Activity >> Quote the mandolin passage below word for word, from "Numerous modern mandolin" to "and Larson Brothers.", both included.

Supplied text >>
Internal bracing to support the top in the F-style mandolins is usually achieved with parallel tone bars, similar to the bass bar on a violin. Some makers instead employ "X-bracing", which is two tone-bars mortised together to form an X. Some luthiers now using a "modified x-bracing" that incorporates both a tone bar and X-bracing.

Numerous modern mandolin makers build instruments that largely replicate the Gibson F-5 Artist models built in the early 1920s under the supervision of Gibson acoustician Lloyd Loar. Original Loar-signed instruments are sought after and extremely valuable. Other makers from the Loar period and earlier include Lyon and Healy, Vega and Larson Brothers.

====Pressed archtops====
The ideal for archtops has been solid pieces of wood carved into the right shape. However, another archtop exists, the top made of laminated wood or thin sheets of solid wood, pressed into the arched shape. These have become increasingly common in the world of internationally constructed musical instruments in the 21st century.

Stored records
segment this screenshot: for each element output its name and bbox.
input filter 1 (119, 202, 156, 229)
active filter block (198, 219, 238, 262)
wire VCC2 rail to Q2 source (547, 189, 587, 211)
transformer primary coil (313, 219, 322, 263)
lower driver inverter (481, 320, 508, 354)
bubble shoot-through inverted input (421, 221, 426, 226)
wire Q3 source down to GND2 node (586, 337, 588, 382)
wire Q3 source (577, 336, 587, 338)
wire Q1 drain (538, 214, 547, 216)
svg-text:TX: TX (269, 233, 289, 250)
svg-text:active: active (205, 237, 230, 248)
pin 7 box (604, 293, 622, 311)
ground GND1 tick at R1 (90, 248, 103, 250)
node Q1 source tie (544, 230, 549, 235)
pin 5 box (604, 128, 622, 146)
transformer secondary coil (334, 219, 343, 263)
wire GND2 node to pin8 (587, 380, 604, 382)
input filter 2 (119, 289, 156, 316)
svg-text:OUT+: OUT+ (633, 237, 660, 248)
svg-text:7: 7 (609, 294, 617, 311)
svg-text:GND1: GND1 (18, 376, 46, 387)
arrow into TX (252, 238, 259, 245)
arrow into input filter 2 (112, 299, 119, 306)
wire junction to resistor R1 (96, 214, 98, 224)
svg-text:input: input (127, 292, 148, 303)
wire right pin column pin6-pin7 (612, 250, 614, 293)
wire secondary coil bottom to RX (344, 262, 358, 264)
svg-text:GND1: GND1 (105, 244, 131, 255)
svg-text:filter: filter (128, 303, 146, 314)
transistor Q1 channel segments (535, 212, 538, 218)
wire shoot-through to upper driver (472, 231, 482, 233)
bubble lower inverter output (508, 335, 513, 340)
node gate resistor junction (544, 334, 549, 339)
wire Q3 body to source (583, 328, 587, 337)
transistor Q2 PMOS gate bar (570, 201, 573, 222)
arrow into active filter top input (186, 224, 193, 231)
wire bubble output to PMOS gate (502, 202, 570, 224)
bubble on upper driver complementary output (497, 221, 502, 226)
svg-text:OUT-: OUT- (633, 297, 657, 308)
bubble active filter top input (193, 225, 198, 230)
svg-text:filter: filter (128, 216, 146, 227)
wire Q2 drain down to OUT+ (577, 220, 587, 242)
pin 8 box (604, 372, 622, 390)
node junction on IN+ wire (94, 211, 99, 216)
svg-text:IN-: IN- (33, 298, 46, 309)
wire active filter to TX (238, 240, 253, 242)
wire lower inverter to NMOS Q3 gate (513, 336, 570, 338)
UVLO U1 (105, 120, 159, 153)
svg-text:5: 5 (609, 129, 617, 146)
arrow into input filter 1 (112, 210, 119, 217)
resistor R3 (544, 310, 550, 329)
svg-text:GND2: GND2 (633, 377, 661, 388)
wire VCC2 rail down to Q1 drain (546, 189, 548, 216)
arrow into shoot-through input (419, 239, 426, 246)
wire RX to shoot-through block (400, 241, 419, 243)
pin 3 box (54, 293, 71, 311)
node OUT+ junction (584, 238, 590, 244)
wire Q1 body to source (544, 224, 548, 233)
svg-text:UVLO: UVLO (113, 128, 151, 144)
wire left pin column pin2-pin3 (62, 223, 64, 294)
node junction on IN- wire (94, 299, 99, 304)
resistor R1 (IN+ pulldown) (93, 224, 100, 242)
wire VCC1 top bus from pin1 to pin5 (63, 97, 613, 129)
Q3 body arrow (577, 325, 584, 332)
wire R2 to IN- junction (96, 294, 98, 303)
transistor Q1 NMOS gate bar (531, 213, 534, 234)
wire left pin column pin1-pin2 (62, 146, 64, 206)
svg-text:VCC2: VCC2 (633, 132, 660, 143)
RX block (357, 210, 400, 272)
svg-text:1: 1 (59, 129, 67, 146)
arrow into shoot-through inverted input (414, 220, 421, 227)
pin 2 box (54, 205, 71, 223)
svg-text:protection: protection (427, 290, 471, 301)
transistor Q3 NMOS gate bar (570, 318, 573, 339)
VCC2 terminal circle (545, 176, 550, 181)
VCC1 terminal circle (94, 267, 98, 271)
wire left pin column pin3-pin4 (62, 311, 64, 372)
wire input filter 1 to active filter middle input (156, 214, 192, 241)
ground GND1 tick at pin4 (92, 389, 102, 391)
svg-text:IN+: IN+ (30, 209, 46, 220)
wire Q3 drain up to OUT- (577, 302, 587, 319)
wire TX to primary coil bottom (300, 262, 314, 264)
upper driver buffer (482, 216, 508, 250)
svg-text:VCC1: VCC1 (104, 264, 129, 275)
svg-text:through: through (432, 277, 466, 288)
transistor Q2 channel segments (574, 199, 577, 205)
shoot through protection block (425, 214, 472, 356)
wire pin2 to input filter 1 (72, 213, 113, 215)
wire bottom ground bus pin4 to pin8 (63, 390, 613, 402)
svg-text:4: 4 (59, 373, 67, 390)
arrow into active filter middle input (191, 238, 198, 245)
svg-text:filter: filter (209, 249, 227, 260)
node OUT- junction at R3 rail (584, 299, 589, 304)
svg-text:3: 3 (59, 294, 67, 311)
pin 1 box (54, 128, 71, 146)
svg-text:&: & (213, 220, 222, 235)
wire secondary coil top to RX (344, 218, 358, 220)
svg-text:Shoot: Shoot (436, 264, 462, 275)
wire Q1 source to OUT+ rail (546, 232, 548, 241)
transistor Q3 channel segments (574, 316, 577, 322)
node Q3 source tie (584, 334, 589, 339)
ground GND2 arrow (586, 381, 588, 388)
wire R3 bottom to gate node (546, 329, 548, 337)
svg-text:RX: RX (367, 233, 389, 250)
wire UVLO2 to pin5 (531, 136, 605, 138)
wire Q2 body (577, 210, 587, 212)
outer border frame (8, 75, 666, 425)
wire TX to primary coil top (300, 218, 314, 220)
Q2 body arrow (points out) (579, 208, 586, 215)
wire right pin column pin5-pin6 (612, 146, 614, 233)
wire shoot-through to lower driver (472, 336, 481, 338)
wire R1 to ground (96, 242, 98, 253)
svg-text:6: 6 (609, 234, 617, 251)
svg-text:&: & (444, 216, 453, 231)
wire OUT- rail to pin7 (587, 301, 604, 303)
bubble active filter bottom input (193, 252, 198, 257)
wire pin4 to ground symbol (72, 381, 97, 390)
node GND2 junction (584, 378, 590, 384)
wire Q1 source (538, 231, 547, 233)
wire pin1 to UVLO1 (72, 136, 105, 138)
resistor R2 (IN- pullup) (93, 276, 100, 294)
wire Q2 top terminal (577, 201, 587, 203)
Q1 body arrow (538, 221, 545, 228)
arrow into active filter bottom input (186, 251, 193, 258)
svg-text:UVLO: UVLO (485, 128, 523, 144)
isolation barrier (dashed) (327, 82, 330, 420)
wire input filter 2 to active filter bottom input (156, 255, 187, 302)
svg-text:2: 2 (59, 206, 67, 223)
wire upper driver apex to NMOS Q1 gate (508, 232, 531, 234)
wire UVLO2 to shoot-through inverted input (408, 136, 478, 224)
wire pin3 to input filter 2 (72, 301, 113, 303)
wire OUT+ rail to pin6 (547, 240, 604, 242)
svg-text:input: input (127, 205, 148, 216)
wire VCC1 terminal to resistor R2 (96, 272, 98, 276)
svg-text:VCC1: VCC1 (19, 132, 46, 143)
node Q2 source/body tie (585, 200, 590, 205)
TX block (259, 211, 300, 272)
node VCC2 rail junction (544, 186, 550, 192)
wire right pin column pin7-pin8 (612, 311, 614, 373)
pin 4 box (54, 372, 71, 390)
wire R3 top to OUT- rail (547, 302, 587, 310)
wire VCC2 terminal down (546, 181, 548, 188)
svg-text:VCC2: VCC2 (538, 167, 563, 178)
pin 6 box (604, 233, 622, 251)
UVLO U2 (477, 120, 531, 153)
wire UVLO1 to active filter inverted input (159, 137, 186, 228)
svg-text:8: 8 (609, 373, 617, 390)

Exercise response >>
Numerous modern mandolin makers build instruments that largely replicate the Gibson F-5 Artist models built in the early 1920s under the supervision of Gibson acoustician Lloyd Loar. Original Loar-signed instruments are sought after and extremely valuable. Other makers from the Loar period and earlier include Lyon and Healy, Vega and Larson Brothers.